* Begin *

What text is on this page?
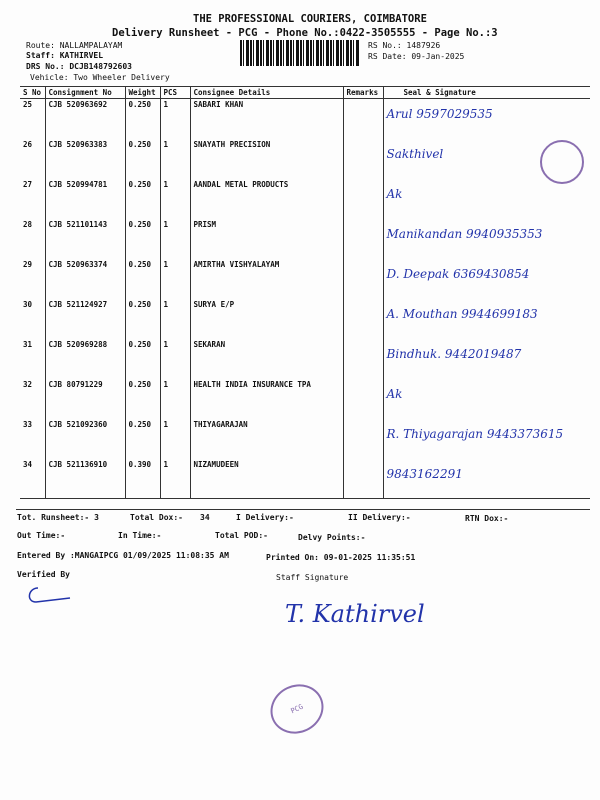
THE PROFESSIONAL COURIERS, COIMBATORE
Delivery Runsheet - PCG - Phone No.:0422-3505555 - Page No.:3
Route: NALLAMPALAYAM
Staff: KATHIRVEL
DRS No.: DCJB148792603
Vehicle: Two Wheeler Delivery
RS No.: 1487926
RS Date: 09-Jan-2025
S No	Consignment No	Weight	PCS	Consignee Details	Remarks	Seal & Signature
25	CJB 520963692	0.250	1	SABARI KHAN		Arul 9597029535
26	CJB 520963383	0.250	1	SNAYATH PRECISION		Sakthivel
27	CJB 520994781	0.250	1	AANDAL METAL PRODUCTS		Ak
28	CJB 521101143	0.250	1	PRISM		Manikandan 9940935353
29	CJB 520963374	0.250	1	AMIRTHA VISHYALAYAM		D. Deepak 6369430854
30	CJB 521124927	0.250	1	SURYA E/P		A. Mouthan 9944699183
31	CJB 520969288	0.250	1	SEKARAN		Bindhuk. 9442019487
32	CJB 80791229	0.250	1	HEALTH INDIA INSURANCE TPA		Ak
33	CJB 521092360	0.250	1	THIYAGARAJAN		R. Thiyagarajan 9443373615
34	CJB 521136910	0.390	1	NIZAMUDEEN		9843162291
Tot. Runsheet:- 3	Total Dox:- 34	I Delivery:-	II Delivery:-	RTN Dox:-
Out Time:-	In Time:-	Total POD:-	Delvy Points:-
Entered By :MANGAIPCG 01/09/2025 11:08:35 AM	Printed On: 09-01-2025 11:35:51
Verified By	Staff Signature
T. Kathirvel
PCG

* End *
* Begin *

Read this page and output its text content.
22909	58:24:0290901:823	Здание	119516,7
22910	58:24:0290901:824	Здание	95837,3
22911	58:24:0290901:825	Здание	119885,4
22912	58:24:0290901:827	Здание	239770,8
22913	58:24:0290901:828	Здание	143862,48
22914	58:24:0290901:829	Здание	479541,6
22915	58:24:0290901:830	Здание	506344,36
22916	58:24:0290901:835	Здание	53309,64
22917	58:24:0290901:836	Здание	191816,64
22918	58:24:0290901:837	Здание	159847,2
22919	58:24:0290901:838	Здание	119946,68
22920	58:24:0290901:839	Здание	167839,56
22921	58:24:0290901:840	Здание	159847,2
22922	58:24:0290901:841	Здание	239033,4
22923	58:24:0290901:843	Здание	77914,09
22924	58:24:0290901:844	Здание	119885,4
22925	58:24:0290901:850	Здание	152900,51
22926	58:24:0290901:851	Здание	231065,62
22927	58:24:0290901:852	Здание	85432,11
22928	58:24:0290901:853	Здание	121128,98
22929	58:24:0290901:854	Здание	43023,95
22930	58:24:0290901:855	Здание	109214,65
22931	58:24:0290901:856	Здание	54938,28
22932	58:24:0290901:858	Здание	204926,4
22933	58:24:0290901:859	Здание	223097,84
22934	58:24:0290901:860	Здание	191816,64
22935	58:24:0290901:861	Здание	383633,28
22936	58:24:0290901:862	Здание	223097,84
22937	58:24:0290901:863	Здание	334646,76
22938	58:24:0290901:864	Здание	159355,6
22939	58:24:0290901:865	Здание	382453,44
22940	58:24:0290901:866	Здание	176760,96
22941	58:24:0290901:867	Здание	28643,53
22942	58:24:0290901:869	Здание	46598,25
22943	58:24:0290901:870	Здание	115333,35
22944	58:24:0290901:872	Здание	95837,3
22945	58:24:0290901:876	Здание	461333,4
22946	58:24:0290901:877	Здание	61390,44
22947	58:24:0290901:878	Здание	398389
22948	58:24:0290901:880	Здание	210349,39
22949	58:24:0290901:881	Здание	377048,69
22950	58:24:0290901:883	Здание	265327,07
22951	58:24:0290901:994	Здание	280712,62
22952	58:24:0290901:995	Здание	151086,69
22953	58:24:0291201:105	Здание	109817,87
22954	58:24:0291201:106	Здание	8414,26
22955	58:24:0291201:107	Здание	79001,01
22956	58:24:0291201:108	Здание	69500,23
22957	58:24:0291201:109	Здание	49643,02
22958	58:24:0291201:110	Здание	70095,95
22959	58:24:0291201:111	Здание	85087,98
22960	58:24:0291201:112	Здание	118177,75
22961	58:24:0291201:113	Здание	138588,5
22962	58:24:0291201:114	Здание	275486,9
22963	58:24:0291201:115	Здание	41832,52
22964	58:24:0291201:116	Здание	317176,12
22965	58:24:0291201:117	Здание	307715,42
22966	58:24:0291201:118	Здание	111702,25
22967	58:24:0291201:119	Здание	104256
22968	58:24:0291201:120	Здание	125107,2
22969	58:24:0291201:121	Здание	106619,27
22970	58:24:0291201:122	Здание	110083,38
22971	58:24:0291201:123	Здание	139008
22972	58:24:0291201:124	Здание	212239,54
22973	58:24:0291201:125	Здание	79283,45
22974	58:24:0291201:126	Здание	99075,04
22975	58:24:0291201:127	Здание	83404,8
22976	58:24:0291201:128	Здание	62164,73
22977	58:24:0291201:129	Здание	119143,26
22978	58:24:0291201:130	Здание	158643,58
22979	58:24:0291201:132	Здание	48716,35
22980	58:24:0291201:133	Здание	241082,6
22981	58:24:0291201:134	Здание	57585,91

* End *

Which lines above hold the word "text"? Copy each of them.

What text is on this page?
Read this page and output its text content.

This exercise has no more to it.